[Records that describe figures]

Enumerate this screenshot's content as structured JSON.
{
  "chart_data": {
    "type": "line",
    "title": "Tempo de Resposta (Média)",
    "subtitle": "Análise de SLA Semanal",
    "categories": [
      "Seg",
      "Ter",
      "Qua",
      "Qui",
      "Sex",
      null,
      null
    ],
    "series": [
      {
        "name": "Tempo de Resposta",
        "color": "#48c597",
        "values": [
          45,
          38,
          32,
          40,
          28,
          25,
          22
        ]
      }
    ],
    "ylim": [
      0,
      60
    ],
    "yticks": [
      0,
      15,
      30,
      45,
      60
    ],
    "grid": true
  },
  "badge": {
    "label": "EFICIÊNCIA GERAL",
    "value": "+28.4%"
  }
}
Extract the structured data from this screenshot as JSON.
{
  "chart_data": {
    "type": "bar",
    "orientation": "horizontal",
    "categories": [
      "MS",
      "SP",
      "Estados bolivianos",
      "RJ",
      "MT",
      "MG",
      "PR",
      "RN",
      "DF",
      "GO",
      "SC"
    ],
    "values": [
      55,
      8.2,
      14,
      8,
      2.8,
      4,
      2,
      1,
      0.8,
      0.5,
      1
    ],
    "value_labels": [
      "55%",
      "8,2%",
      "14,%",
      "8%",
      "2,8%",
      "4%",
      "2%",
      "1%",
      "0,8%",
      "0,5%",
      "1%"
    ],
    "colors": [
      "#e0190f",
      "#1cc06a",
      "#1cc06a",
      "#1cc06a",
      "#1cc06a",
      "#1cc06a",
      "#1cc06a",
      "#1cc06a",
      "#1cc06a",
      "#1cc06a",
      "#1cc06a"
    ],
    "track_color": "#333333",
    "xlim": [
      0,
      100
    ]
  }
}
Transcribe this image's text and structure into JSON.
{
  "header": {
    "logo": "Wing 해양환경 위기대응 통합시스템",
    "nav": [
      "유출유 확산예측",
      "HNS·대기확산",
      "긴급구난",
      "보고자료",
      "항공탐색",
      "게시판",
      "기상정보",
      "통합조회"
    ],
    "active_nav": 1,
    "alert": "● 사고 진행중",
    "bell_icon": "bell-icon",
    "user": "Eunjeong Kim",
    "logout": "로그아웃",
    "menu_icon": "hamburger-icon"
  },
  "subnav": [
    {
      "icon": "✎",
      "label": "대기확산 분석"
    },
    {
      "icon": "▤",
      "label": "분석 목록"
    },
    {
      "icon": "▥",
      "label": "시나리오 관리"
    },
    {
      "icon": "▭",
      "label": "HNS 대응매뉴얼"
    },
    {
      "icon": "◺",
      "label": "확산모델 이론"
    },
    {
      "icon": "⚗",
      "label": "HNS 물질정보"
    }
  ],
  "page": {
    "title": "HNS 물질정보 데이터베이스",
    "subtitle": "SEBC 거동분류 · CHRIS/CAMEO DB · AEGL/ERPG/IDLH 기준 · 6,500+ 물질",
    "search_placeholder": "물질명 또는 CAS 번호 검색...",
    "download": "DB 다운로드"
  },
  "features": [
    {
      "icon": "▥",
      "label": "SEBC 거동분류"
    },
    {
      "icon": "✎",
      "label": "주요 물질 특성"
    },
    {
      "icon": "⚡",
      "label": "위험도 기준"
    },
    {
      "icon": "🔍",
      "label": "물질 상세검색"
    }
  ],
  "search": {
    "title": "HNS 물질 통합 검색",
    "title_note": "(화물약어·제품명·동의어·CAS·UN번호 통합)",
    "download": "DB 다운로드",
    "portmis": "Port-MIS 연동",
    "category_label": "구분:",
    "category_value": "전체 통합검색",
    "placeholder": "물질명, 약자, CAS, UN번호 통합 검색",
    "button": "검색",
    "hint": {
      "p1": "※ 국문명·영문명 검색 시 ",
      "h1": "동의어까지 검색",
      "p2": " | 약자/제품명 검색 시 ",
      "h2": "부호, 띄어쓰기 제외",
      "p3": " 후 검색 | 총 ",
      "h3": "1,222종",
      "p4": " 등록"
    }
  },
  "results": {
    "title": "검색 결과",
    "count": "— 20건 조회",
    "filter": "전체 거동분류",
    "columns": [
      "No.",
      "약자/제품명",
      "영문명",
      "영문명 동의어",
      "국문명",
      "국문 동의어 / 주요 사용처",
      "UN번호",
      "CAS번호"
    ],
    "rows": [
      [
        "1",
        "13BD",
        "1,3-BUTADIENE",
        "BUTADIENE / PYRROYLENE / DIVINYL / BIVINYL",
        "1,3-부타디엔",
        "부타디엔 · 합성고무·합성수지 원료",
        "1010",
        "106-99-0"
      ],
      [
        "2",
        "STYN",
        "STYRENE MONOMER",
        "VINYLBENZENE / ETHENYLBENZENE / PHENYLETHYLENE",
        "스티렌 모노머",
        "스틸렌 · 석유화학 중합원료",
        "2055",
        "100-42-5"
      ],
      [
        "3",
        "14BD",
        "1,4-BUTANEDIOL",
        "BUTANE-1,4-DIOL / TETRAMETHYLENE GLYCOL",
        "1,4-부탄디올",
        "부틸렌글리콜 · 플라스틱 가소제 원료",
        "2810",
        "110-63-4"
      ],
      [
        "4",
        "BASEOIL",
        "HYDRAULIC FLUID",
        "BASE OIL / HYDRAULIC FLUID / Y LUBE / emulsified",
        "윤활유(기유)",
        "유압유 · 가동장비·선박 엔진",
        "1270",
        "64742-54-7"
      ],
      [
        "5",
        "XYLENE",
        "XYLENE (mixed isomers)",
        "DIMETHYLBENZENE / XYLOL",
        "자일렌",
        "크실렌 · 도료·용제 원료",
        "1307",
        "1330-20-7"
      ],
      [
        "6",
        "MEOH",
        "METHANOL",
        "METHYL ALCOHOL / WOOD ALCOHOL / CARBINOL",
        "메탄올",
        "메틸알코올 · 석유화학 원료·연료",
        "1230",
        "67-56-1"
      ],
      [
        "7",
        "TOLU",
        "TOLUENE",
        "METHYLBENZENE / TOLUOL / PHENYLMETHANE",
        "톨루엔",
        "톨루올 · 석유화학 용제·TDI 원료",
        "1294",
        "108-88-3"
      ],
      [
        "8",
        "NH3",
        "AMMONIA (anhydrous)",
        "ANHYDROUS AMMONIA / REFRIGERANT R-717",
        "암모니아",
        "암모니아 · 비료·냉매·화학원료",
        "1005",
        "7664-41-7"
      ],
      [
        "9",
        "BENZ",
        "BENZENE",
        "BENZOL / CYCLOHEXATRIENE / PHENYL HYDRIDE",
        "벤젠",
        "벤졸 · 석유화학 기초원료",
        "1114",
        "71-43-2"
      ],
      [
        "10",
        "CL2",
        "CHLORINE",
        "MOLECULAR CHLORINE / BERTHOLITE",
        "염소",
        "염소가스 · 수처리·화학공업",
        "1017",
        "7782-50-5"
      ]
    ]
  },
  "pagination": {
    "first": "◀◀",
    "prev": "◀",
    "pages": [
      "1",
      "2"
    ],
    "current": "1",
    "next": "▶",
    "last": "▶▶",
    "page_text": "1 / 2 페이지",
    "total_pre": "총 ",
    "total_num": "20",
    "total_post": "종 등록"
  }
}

# EXERCISE DESCRIPTION
Transcribe the material exactly as it reads.

# OUTPUT OF THE TASK
Enumerate this screenshot's content as structured JSON.
{
  "chart_data": {
    "type": "line",
    "title": "Tempo de Resposta (Média)",
    "subtitle": "Análise de SLA Semanal",
    "categories": [
      "Seg",
      "Ter",
      "Qua",
      "Qui",
      "Sex",
      null,
      null
    ],
    "series": [
      {
        "name": "Tempo de Resposta",
        "color": "#48c597",
        "values": [
          45,
          38,
          32,
          40,
          28,
          25,
          22
        ]
      }
    ],
    "ylim": [
      0,
      60
    ],
    "yticks": [
      0,
      15,
      30,
      45,
      60
    ],
    "grid": true
  },
  "badge": {
    "label": "EFICIÊNCIA GERAL",
    "value": "+28.4%"
  }
}
Extract the structured data from this screenshot as JSON.
{
  "chart_data": {
    "type": "bar",
    "orientation": "horizontal",
    "categories": [
      "MS",
      "SP",
      "Estados bolivianos",
      "RJ",
      "MT",
      "MG",
      "PR",
      "RN",
      "DF",
      "GO",
      "SC"
    ],
    "values": [
      55,
      8.2,
      14,
      8,
      2.8,
      4,
      2,
      1,
      0.8,
      0.5,
      1
    ],
    "value_labels": [
      "55%",
      "8,2%",
      "14,%",
      "8%",
      "2,8%",
      "4%",
      "2%",
      "1%",
      "0,8%",
      "0,5%",
      "1%"
    ],
    "colors": [
      "#e0190f",
      "#1cc06a",
      "#1cc06a",
      "#1cc06a",
      "#1cc06a",
      "#1cc06a",
      "#1cc06a",
      "#1cc06a",
      "#1cc06a",
      "#1cc06a",
      "#1cc06a"
    ],
    "track_color": "#333333",
    "xlim": [
      0,
      100
    ]
  }
}
Transcribe this image's text and structure into JSON.
{
  "header": {
    "logo": "Wing 해양환경 위기대응 통합시스템",
    "nav": [
      "유출유 확산예측",
      "HNS·대기확산",
      "긴급구난",
      "보고자료",
      "항공탐색",
      "게시판",
      "기상정보",
      "통합조회"
    ],
    "active_nav": 1,
    "alert": "● 사고 진행중",
    "bell_icon": "bell-icon",
    "user": "Eunjeong Kim",
    "logout": "로그아웃",
    "menu_icon": "hamburger-icon"
  },
  "subnav": [
    {
      "icon": "✎",
      "label": "대기확산 분석"
    },
    {
      "icon": "▤",
      "label": "분석 목록"
    },
    {
      "icon": "▥",
      "label": "시나리오 관리"
    },
    {
      "icon": "▭",
      "label": "HNS 대응매뉴얼"
    },
    {
      "icon": "◺",
      "label": "확산모델 이론"
    },
    {
      "icon": "⚗",
      "label": "HNS 물질정보"
    }
  ],
  "page": {
    "title": "HNS 물질정보 데이터베이스",
    "subtitle": "SEBC 거동분류 · CHRIS/CAMEO DB · AEGL/ERPG/IDLH 기준 · 6,500+ 물질",
    "search_placeholder": "물질명 또는 CAS 번호 검색...",
    "download": "DB 다운로드"
  },
  "features": [
    {
      "icon": "▥",
      "label": "SEBC 거동분류"
    },
    {
      "icon": "✎",
      "label": "주요 물질 특성"
    },
    {
      "icon": "⚡",
      "label": "위험도 기준"
    },
    {
      "icon": "🔍",
      "label": "물질 상세검색"
    }
  ],
  "search": {
    "title": "HNS 물질 통합 검색",
    "title_note": "(화물약어·제품명·동의어·CAS·UN번호 통합)",
    "download": "DB 다운로드",
    "portmis": "Port-MIS 연동",
    "category_label": "구분:",
    "category_value": "전체 통합검색",
    "placeholder": "물질명, 약자, CAS, UN번호 통합 검색",
    "button": "검색",
    "hint": {
      "p1": "※ 국문명·영문명 검색 시 ",
      "h1": "동의어까지 검색",
      "p2": " | 약자/제품명 검색 시 ",
      "h2": "부호, 띄어쓰기 제외",
      "p3": " 후 검색 | 총 ",
      "h3": "1,222종",
      "p4": " 등록"
    }
  },
  "results": {
    "title": "검색 결과",
    "count": "— 20건 조회",
    "filter": "전체 거동분류",
    "columns": [
      "No.",
      "약자/제품명",
      "영문명",
      "영문명 동의어",
      "국문명",
      "국문 동의어 / 주요 사용처",
      "UN번호",
      "CAS번호"
    ],
    "rows": [
      [
        "1",
        "13BD",
        "1,3-BUTADIENE",
        "BUTADIENE / PYRROYLENE / DIVINYL / BIVINYL",
        "1,3-부타디엔",
        "부타디엔 · 합성고무·합성수지 원료",
        "1010",
        "106-99-0"
      ],
      [
        "2",
        "STYN",
        "STYRENE MONOMER",
        "VINYLBENZENE / ETHENYLBENZENE / PHENYLETHYLENE",
        "스티렌 모노머",
        "스틸렌 · 석유화학 중합원료",
        "2055",
        "100-42-5"
      ],
      [
        "3",
        "14BD",
        "1,4-BUTANEDIOL",
        "BUTANE-1,4-DIOL / TETRAMETHYLENE GLYCOL",
        "1,4-부탄디올",
        "부틸렌글리콜 · 플라스틱 가소제 원료",
        "2810",
        "110-63-4"
      ],
      [
        "4",
        "BASEOIL",
        "HYDRAULIC FLUID",
        "BASE OIL / HYDRAULIC FLUID / Y LUBE / emulsified",
        "윤활유(기유)",
        "유압유 · 가동장비·선박 엔진",
        "1270",
        "64742-54-7"
      ],
      [
        "5",
        "XYLENE",
        "XYLENE (mixed isomers)",
        "DIMETHYLBENZENE / XYLOL",
        "자일렌",
        "크실렌 · 도료·용제 원료",
        "1307",
        "1330-20-7"
      ],
      [
        "6",
        "MEOH",
        "METHANOL",
        "METHYL ALCOHOL / WOOD ALCOHOL / CARBINOL",
        "메탄올",
        "메틸알코올 · 석유화학 원료·연료",
        "1230",
        "67-56-1"
      ],
      [
        "7",
        "TOLU",
        "TOLUENE",
        "METHYLBENZENE / TOLUOL / PHENYLMETHANE",
        "톨루엔",
        "톨루올 · 석유화학 용제·TDI 원료",
        "1294",
        "108-88-3"
      ],
      [
        "8",
        "NH3",
        "AMMONIA (anhydrous)",
        "ANHYDROUS AMMONIA / REFRIGERANT R-717",
        "암모니아",
        "암모니아 · 비료·냉매·화학원료",
        "1005",
        "7664-41-7"
      ],
      [
        "9",
        "BENZ",
        "BENZENE",
        "BENZOL / CYCLOHEXATRIENE / PHENYL HYDRIDE",
        "벤젠",
        "벤졸 · 석유화학 기초원료",
        "1114",
        "71-43-2"
      ],
      [
        "10",
        "CL2",
        "CHLORINE",
        "MOLECULAR CHLORINE / BERTHOLITE",
        "염소",
        "염소가스 · 수처리·화학공업",
        "1017",
        "7782-50-5"
      ]
    ]
  },
  "pagination": {
    "first": "◀◀",
    "prev": "◀",
    "pages": [
      "1",
      "2"
    ],
    "current": "1",
    "next": "▶",
    "last": "▶▶",
    "page_text": "1 / 2 페이지",
    "total_pre": "총 ",
    "total_num": "20",
    "total_post": "종 등록"
  }
}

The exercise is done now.